• _Extracted data entries_
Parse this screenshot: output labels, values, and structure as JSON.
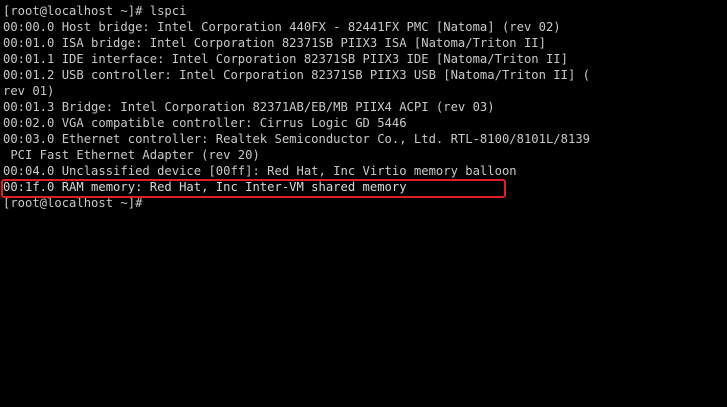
{
  "terminal": {
    "lines": [
      "[root@localhost ~]# lspci",
      "00:00.0 Host bridge: Intel Corporation 440FX - 82441FX PMC [Natoma] (rev 02)",
      "00:01.0 ISA bridge: Intel Corporation 82371SB PIIX3 ISA [Natoma/Triton II]",
      "00:01.1 IDE interface: Intel Corporation 82371SB PIIX3 IDE [Natoma/Triton II]",
      "00:01.2 USB controller: Intel Corporation 82371SB PIIX3 USB [Natoma/Triton II] (",
      "rev 01)",
      "00:01.3 Bridge: Intel Corporation 82371AB/EB/MB PIIX4 ACPI (rev 03)",
      "00:02.0 VGA compatible controller: Cirrus Logic GD 5446",
      "00:03.0 Ethernet controller: Realtek Semiconductor Co., Ltd. RTL-8100/8101L/8139",
      " PCI Fast Ethernet Adapter (rev 20)",
      "00:04.0 Unclassified device [00ff]: Red Hat, Inc Virtio memory balloon",
      "00:1f.0 RAM memory: Red Hat, Inc Inter-VM shared memory",
      "[root@localhost ~]# "
    ],
    "highlight_color": "#e02020",
    "background_color": "#000000",
    "text_color": "#c8c8c8"
  }
}
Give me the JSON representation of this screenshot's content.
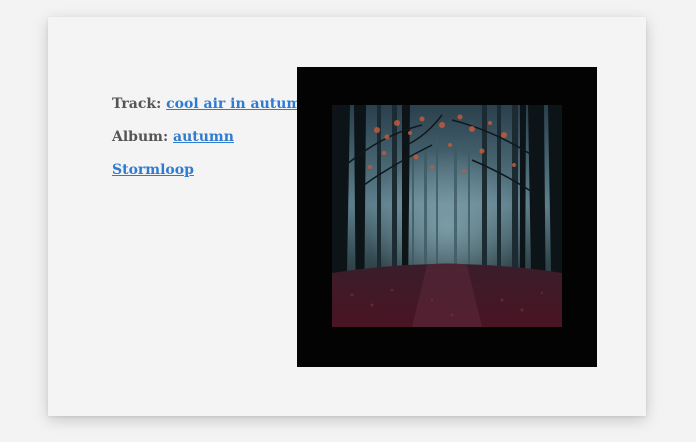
{
  "track": {
    "label": "Track:",
    "title": "cool air in autumn"
  },
  "album": {
    "label": "Album:",
    "title": "autumn"
  },
  "artist": {
    "name": "Stormloop"
  },
  "cover_art": {
    "description_icon": "forest-image"
  },
  "colors": {
    "link": "#2f7bd0",
    "label": "#555555",
    "frame": "#030303",
    "background": "#f4f4f4"
  }
}
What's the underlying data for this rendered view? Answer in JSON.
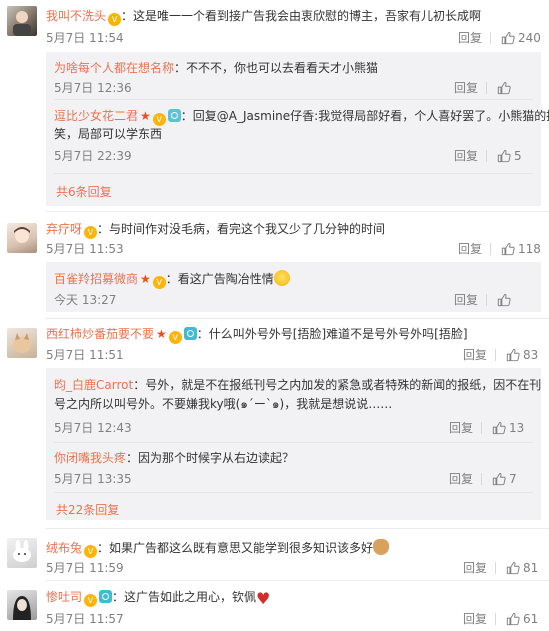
{
  "reply_label": "回复",
  "comments": [
    {
      "username": "我叫不洗头",
      "text": "：这是唯一一个看到接广告我会由衷欣慰的博主，吾家有儿初长成啊",
      "time": "5月7日 11:54",
      "likes": "240",
      "replies": [
        {
          "username": "为啥每个人都在想名称",
          "text": "：不不不，你也可以去看看天才小熊猫",
          "time": "5月7日 12:36",
          "likes": ""
        },
        {
          "username": "逗比少女花二君",
          "text_line1": "：回复@A_Jasmine仔香:我觉得局部好看，个人喜好罢了。小熊猫的搞",
          "text_line2": "笑，局部可以学东西",
          "mention": "@A_Jasmine仔香",
          "time": "5月7日 22:39",
          "likes": "5"
        }
      ],
      "more_label": "共6条回复"
    },
    {
      "username": "弃疗呀",
      "text": "：与时间作对没毛病，看完这个我又少了几分钟的时间",
      "time": "5月7日 11:53",
      "likes": "118",
      "replies": [
        {
          "username": "百雀羚招募微商",
          "text": "：看这广告陶冶性情",
          "time": "今天 13:27",
          "likes": ""
        }
      ]
    },
    {
      "username": "西红柿炒番茄要不要",
      "text": "：什么叫外号外号[捂脸]难道不是号外号外吗[捂脸]",
      "time": "5月7日 11:51",
      "likes": "83",
      "replies": [
        {
          "username": "昀_白鹿Carrot",
          "text_line1": "：号外，就是不在报纸刊号之内加发的紧急或者特殊的新闻的报纸，因不在刊",
          "text_line2": "号之内所以叫号外。不要嫌我ky哦(๑´ー`๑)，我就是想说说……",
          "time": "5月7日 12:43",
          "likes": "13"
        },
        {
          "username": "你闭嘴我头疼",
          "text": "：因为那个时候字从右边读起？",
          "time": "5月7日 13:35",
          "likes": "7"
        }
      ],
      "more_label": "共22条回复"
    },
    {
      "username": "绒布兔",
      "text": "：如果广告都这么既有意思又能学到很多知识该多好",
      "time": "5月7日 11:59",
      "likes": "81"
    },
    {
      "username": "惨吐司",
      "text": "：这广告如此之用心，钦佩",
      "time": "5月7日 11:57",
      "likes": "61"
    }
  ],
  "colors": {
    "username": "#eb7350",
    "meta": "#808080",
    "subbox_bg": "#f2f2f5"
  }
}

• _Task details_
Check each line of the listing above for the string "memory", then report only how many lines have it.

• _Reply_
2